• _GOAL_
In the copy, include every entry exactly but none of the images.

Collected data:
*****

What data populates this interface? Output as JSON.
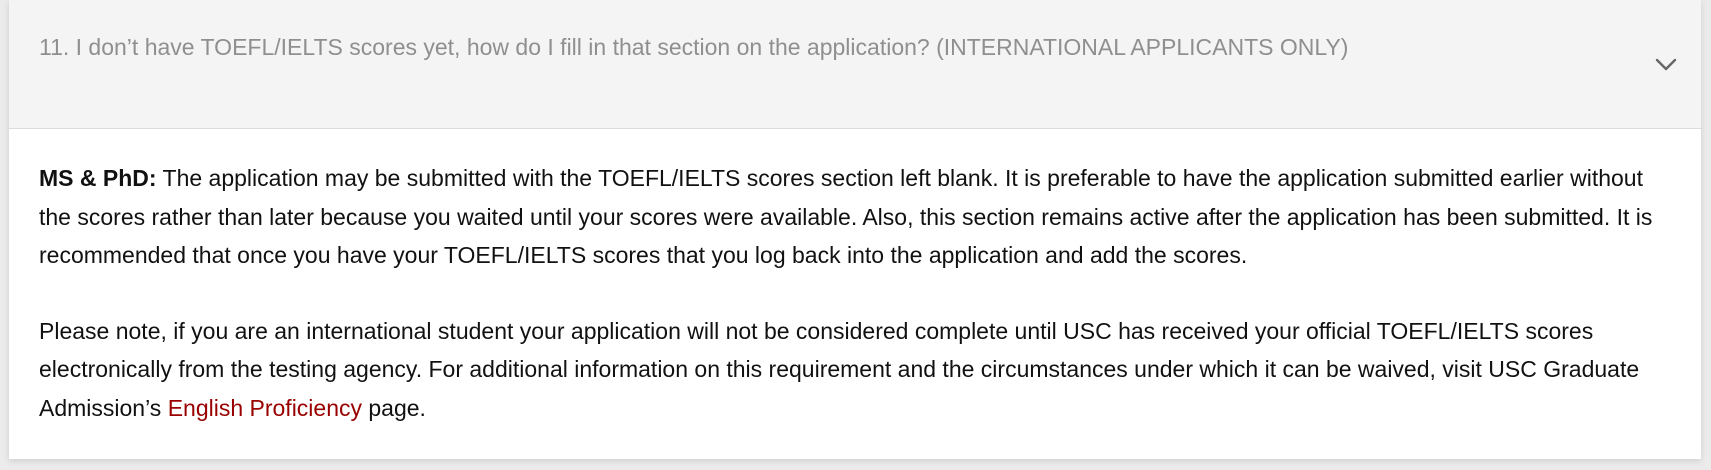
{
  "faq_item": {
    "question": "11. I don’t have TOEFL/IELTS scores yet, how do I fill in that section on the application? (INTERNATIONAL APPLICANTS ONLY)",
    "toggle_icon": "chevron-down-icon",
    "answer": {
      "paragraph_1_lead": "MS & PhD:",
      "paragraph_1_text": " The application may be submitted with the TOEFL/IELTS scores section left blank. It is preferable to have the application submitted earlier without the scores rather than later because you waited until your scores were available. Also, this section remains active after the application has been submitted. It is recommended that once you have your TOEFL/IELTS scores that you log back into the application and add the scores.",
      "paragraph_2_text": "Please note, if you are an international student your application will not be considered complete until USC has received your official TOEFL/IELTS scores electronically from the testing agency. For additional information on this requirement and the circumstances under which it can be waived, visit USC Graduate Admission’s ",
      "paragraph_2_link": "English Proficiency",
      "paragraph_2_end": " page."
    }
  },
  "colors": {
    "link": "#990000",
    "header_bg": "#f4f4f4",
    "question_text": "#8f8f8f",
    "body_text": "#111111"
  }
}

*****

• _WRITTEN ANSWER_
What data populates this interface? Output as JSON.
{
  "faq_item": {
    "question": "11. I don’t have TOEFL/IELTS scores yet, how do I fill in that section on the application? (INTERNATIONAL APPLICANTS ONLY)",
    "toggle_icon": "chevron-down-icon",
    "answer": {
      "paragraph_1_lead": "MS & PhD:",
      "paragraph_1_text": " The application may be submitted with the TOEFL/IELTS scores section left blank. It is preferable to have the application submitted earlier without the scores rather than later because you waited until your scores were available. Also, this section remains active after the application has been submitted. It is recommended that once you have your TOEFL/IELTS scores that you log back into the application and add the scores.",
      "paragraph_2_text": "Please note, if you are an international student your application will not be considered complete until USC has received your official TOEFL/IELTS scores electronically from the testing agency. For additional information on this requirement and the circumstances under which it can be waived, visit USC Graduate Admission’s ",
      "paragraph_2_link": "English Proficiency",
      "paragraph_2_end": " page."
    }
  },
  "colors": {
    "link": "#990000",
    "header_bg": "#f4f4f4",
    "question_text": "#8f8f8f",
    "body_text": "#111111"
  }
}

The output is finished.